Update the lines from the start through the one containing "y-right-tick-label-2: 100 —", changing "full-year" to "full_year" and keeping everything else the same. Return only those lines.

—————

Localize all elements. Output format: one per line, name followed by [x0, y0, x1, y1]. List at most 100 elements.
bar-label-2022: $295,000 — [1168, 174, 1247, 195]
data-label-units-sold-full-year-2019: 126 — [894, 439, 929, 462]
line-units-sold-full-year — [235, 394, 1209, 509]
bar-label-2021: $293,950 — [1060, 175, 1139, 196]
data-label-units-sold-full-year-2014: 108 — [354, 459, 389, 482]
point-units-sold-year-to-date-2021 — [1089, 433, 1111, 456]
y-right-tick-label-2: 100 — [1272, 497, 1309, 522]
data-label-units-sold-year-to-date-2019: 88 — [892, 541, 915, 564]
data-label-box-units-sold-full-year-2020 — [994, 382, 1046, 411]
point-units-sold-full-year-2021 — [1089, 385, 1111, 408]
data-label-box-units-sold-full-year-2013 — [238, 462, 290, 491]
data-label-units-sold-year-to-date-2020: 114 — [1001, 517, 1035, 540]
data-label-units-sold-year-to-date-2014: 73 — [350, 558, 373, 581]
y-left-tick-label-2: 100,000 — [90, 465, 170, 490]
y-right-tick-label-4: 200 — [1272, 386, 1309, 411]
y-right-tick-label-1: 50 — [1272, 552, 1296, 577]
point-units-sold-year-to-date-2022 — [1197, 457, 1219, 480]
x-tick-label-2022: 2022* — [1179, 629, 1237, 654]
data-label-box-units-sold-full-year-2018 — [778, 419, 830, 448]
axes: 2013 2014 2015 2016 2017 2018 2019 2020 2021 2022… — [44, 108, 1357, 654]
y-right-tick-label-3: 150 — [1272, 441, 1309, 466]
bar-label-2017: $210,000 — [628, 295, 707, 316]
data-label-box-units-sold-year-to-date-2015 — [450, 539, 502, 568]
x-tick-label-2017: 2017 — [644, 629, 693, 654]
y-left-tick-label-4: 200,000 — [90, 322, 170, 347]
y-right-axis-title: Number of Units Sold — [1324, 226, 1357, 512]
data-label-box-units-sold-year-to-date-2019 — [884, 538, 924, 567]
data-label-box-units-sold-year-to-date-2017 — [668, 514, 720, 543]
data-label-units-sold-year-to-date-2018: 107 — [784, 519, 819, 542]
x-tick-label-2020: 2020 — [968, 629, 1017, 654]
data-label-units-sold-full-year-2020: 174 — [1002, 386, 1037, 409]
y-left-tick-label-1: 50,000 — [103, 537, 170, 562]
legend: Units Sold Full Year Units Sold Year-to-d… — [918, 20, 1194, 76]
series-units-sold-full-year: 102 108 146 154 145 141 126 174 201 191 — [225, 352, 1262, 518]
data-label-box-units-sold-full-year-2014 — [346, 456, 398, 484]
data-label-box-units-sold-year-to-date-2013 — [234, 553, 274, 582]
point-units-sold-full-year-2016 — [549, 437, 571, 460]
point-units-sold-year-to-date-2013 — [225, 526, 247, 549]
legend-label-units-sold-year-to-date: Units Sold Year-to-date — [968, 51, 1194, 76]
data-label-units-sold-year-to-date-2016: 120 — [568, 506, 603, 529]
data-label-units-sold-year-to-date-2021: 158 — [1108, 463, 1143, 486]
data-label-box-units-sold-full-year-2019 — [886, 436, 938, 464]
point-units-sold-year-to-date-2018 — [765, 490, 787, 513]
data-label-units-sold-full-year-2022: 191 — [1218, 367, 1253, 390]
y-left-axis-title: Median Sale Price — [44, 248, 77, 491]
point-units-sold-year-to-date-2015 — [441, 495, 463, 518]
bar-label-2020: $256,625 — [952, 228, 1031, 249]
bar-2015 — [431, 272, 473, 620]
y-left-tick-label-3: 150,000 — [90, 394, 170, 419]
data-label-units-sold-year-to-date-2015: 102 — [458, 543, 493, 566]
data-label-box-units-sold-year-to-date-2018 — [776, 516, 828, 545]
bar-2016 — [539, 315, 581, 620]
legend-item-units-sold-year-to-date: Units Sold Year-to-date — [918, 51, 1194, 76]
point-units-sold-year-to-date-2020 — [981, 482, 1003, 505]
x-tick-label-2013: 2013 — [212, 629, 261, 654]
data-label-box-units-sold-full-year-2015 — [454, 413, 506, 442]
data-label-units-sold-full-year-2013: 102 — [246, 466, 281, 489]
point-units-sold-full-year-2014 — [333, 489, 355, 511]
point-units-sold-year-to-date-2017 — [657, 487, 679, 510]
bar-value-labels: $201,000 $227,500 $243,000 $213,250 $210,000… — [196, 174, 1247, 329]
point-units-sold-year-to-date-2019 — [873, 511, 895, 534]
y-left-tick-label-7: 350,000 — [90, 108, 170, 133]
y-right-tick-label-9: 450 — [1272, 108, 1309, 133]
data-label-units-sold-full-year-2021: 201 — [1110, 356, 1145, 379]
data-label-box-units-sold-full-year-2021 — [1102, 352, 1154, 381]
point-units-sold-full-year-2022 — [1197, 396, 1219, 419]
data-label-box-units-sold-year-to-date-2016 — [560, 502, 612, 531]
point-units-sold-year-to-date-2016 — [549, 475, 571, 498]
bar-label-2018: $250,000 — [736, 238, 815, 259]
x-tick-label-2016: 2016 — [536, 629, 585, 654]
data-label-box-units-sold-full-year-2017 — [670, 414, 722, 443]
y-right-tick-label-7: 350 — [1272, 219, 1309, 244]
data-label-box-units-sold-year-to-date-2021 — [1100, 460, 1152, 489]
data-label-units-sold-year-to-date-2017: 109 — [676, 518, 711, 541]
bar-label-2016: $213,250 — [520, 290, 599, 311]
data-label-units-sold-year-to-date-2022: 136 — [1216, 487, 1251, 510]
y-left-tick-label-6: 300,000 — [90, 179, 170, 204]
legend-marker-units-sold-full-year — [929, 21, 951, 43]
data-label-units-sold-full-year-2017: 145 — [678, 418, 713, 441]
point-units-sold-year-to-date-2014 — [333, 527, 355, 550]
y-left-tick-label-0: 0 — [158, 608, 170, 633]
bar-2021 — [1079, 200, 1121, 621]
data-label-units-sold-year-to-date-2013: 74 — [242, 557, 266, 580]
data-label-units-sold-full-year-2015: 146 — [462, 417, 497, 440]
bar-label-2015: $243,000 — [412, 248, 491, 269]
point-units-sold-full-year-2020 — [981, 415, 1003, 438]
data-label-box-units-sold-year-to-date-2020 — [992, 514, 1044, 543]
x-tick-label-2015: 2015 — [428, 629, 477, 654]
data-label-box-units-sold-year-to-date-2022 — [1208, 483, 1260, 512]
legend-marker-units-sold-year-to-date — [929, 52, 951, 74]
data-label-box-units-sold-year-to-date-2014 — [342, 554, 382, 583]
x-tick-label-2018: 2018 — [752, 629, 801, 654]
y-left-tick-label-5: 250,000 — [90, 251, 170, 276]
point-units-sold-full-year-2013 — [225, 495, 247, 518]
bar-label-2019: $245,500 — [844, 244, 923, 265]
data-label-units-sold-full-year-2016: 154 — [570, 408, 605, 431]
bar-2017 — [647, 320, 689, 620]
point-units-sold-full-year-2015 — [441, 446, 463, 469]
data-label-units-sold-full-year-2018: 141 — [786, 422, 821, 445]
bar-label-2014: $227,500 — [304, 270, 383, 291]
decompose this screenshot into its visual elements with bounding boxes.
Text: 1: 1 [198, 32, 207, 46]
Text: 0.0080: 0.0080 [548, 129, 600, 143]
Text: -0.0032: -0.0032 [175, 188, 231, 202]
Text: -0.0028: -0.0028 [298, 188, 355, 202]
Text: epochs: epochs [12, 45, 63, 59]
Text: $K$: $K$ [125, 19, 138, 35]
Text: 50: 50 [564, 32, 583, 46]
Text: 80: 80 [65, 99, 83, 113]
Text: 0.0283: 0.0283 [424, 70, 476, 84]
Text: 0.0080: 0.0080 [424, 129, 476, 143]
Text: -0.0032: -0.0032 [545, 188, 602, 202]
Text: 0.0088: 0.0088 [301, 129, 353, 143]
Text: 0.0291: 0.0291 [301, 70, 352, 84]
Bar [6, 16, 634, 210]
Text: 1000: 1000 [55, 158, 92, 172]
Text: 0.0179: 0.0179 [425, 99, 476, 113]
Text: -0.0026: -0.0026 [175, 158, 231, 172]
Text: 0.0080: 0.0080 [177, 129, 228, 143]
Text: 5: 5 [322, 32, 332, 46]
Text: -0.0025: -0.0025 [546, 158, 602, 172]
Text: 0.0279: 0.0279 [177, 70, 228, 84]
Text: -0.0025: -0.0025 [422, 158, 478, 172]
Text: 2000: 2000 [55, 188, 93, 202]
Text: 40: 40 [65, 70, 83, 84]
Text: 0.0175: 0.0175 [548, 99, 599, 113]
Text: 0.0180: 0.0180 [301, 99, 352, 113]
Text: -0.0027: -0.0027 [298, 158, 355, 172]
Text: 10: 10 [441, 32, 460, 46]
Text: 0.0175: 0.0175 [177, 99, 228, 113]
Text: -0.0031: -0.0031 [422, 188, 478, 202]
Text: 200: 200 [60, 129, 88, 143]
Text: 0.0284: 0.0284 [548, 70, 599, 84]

—————

Correct output —
Localize all elements. Output format: one per line, name followed by [x0, y0, x1, y1]. List at most 100 elements.
bar-label-2022: $295,000 — [1168, 174, 1247, 195]
data-label-units-sold-full_year-2019: 126 — [894, 439, 929, 462]
line-units-sold-full_year — [235, 394, 1209, 509]
bar-label-2021: $293,950 — [1060, 175, 1139, 196]
data-label-units-sold-full_year-2014: 108 — [354, 459, 389, 482]
point-units-sold-year-to-date-2021 — [1089, 433, 1111, 456]
y-right-tick-label-2: 100 — [1272, 497, 1309, 522]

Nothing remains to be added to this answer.